## START Given records
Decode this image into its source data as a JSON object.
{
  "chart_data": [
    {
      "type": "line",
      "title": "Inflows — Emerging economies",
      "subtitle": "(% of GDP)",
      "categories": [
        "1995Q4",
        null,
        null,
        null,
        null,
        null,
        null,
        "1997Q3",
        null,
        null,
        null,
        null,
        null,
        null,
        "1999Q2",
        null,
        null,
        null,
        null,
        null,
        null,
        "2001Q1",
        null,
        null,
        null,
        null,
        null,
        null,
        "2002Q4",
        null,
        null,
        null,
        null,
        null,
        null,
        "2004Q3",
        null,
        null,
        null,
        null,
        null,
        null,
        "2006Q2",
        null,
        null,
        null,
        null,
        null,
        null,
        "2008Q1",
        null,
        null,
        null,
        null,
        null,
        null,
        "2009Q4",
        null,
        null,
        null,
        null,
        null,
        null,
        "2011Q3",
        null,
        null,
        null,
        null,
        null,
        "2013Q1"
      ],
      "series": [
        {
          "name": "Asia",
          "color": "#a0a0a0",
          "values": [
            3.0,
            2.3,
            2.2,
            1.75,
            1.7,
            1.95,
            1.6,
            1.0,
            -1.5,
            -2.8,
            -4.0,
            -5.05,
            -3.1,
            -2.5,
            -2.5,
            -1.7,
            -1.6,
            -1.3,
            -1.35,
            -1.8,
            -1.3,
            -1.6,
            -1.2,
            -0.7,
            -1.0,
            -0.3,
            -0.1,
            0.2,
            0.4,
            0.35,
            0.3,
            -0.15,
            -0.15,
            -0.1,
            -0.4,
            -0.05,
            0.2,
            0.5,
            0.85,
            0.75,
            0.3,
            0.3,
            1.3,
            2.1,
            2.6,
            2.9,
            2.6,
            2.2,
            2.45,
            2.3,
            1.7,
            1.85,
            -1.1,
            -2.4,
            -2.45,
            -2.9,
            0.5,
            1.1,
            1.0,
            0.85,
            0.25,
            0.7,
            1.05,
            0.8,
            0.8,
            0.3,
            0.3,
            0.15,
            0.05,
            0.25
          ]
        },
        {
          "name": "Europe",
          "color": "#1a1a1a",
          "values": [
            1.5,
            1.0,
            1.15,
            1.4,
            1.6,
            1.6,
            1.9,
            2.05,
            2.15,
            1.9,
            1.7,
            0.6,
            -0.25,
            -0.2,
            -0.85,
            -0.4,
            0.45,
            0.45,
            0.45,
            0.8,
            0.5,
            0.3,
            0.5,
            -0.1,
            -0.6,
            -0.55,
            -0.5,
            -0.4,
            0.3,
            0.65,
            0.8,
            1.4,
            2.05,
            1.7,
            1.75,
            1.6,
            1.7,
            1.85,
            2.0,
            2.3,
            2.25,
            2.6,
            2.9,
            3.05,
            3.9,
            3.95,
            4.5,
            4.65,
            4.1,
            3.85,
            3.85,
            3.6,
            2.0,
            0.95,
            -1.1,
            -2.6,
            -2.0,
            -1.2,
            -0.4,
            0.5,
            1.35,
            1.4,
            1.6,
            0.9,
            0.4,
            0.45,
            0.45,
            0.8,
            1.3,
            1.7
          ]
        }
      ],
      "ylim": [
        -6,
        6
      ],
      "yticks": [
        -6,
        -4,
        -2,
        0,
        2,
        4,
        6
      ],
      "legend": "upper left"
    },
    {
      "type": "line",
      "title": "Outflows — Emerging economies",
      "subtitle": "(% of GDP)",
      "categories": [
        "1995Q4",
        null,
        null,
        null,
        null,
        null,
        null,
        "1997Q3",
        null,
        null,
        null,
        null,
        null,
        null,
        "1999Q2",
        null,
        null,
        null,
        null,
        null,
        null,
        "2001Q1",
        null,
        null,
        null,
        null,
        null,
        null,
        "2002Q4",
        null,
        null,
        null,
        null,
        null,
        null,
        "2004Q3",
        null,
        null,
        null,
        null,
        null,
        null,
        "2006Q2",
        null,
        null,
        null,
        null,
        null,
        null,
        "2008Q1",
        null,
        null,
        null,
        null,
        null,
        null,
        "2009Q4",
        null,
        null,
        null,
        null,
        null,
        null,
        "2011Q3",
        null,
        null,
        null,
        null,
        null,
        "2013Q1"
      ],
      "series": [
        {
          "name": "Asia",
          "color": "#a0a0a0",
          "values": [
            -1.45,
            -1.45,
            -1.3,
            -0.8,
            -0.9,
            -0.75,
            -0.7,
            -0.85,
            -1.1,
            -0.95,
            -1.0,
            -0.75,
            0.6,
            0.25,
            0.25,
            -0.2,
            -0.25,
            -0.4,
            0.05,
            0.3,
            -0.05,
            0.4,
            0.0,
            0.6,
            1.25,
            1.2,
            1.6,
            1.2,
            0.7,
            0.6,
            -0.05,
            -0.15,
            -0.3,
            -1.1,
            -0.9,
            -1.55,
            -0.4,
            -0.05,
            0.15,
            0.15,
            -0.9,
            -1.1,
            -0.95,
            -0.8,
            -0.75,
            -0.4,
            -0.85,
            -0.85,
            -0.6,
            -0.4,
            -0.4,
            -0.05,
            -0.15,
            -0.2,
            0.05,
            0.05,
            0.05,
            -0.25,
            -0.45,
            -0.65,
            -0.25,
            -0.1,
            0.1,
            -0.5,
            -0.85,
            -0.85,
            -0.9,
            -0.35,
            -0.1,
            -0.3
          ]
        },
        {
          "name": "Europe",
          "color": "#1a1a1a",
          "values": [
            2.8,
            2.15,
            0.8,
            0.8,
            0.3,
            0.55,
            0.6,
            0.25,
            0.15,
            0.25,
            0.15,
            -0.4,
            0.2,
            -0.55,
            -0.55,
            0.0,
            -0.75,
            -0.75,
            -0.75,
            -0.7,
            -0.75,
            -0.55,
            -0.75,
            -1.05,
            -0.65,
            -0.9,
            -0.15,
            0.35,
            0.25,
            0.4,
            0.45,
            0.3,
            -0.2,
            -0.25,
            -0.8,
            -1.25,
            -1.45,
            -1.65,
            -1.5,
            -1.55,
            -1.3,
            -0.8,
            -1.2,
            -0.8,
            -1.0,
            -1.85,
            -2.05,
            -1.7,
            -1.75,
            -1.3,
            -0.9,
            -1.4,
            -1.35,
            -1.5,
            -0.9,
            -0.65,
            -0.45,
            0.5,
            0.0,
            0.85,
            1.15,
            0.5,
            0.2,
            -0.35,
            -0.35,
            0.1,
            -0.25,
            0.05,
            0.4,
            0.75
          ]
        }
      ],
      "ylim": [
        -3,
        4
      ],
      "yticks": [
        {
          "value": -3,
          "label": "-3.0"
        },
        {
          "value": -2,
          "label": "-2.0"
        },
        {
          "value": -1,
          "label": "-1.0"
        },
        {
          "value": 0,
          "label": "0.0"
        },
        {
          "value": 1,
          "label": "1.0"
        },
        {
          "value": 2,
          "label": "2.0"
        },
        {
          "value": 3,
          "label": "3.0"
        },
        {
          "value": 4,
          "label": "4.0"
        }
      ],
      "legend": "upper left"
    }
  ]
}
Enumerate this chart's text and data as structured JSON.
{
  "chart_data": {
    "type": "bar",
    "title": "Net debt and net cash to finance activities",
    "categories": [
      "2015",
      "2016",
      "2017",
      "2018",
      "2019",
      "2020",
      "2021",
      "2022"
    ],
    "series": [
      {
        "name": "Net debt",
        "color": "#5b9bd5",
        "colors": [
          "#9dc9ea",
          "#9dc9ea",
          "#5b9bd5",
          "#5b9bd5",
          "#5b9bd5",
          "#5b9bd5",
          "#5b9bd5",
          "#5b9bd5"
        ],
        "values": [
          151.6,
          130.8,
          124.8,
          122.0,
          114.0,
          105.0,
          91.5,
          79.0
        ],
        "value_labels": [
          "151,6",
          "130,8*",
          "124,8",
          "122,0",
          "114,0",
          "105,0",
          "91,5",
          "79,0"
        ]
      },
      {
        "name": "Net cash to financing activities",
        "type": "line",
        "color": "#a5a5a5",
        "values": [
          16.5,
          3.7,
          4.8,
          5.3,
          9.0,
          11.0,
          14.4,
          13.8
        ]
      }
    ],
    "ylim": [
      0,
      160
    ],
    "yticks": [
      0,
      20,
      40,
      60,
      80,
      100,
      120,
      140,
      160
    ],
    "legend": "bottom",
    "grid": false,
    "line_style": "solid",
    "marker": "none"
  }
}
## END Given records
What is needed ->
Locate the string "JSON" in the listing above and copy every line where it occurs.

Solution ->
Decode this image into its source data as a JSON object.
Enumerate this chart's text and data as structured JSON.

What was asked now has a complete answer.